*Stored records*:
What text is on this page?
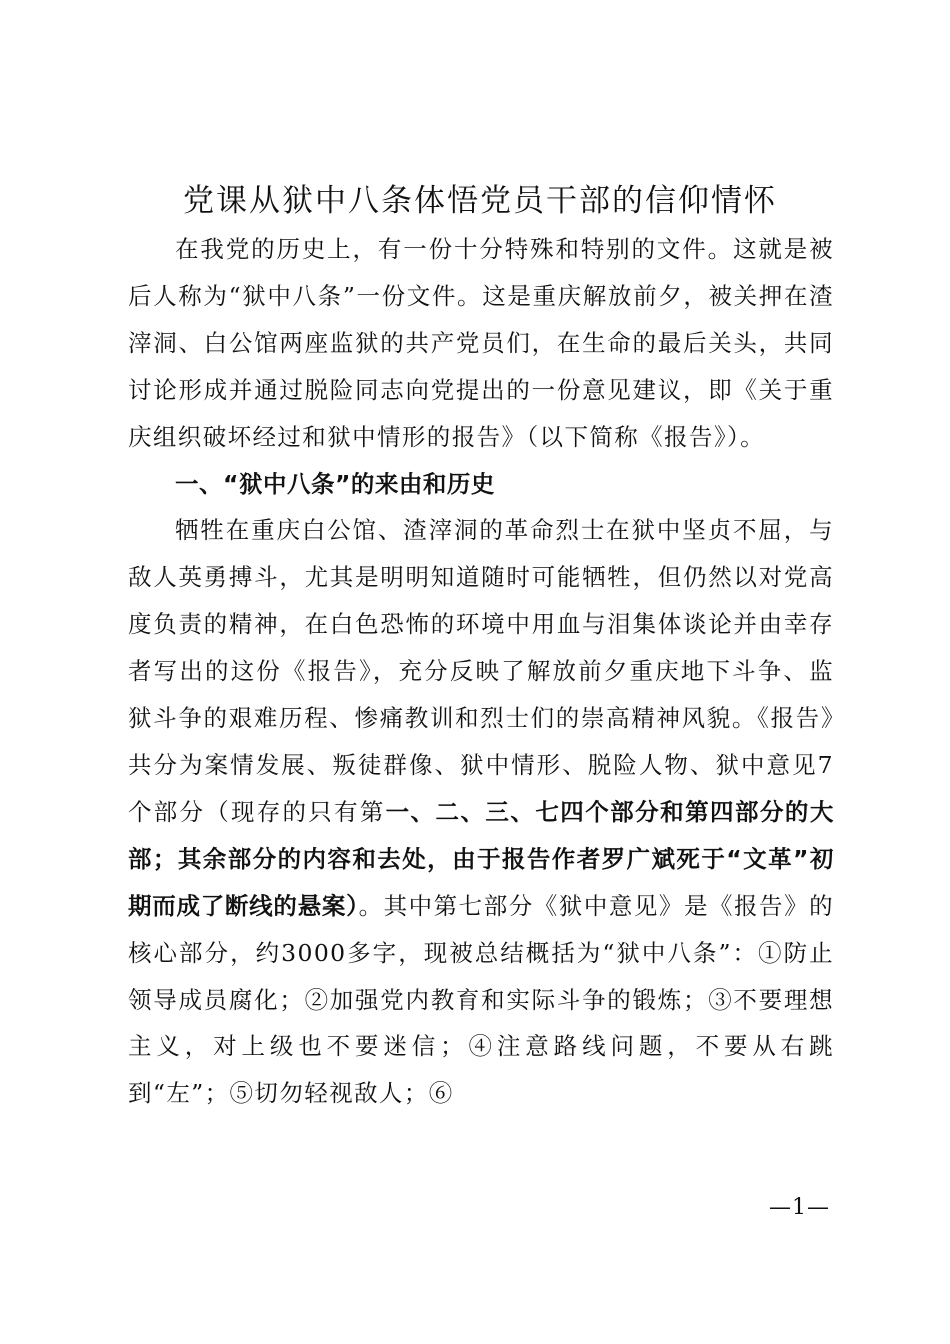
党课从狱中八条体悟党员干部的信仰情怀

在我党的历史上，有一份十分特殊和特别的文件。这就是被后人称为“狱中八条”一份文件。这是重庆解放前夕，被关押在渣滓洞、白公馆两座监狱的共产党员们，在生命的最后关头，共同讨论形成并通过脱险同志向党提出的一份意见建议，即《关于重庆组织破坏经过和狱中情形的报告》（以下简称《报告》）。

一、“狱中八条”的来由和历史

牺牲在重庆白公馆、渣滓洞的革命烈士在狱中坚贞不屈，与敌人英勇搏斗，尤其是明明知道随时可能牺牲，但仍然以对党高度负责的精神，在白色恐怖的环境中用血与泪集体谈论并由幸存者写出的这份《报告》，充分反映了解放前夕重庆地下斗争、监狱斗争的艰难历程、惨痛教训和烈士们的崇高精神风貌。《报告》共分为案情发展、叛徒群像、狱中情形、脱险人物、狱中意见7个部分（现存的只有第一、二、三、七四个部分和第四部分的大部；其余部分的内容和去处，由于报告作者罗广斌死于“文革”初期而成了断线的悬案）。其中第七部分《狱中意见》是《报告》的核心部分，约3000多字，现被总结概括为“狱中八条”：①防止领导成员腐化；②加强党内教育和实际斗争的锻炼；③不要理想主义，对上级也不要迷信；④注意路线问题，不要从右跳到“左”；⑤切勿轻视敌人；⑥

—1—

==

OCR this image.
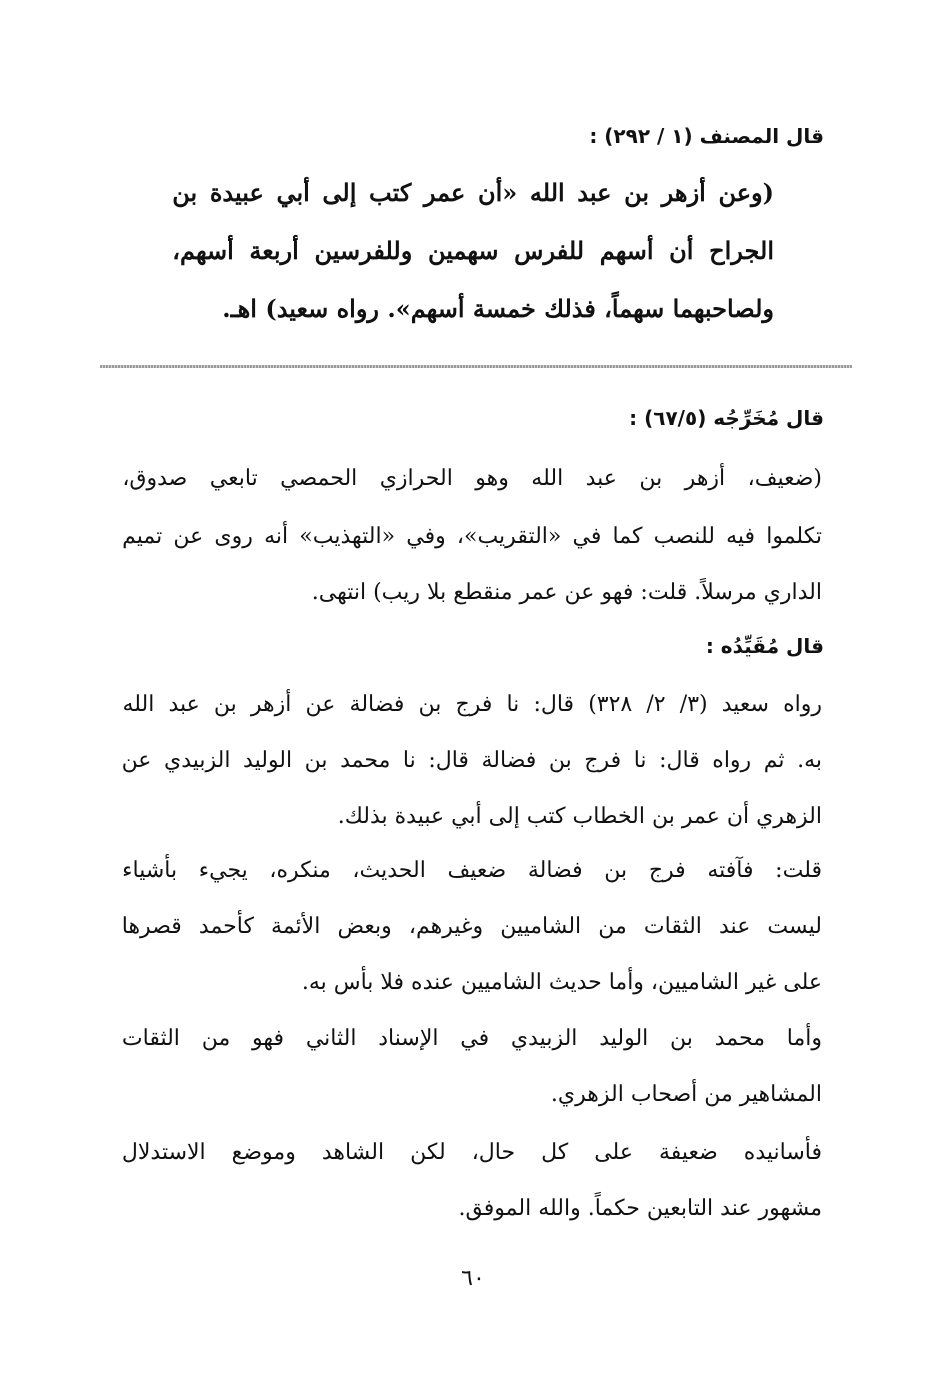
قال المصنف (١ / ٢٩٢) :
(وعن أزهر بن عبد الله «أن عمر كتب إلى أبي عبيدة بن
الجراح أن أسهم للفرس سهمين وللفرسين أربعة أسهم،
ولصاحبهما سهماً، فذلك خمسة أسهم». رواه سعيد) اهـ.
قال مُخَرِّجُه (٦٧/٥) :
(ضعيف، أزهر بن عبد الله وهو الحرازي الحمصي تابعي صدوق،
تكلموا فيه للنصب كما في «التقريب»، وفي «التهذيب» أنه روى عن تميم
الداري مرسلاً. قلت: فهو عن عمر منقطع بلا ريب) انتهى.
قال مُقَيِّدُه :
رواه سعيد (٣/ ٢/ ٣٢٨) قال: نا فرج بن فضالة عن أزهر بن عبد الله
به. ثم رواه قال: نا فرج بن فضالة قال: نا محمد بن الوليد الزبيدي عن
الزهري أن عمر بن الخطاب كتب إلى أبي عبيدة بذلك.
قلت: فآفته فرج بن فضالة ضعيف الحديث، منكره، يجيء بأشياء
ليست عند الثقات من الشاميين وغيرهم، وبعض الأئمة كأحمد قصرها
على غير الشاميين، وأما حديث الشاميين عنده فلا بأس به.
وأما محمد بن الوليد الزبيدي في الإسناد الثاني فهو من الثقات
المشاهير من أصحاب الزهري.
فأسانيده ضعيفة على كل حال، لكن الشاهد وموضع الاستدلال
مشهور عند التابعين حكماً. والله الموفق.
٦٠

*Problem*: Lines that hold "الزبيدي" are the ones to copy; find all of them.

*Task response*:
به. ثم رواه قال: نا فرج بن فضالة قال: نا محمد بن الوليد الزبيدي عن
وأما محمد بن الوليد الزبيدي في الإسناد الثاني فهو من الثقات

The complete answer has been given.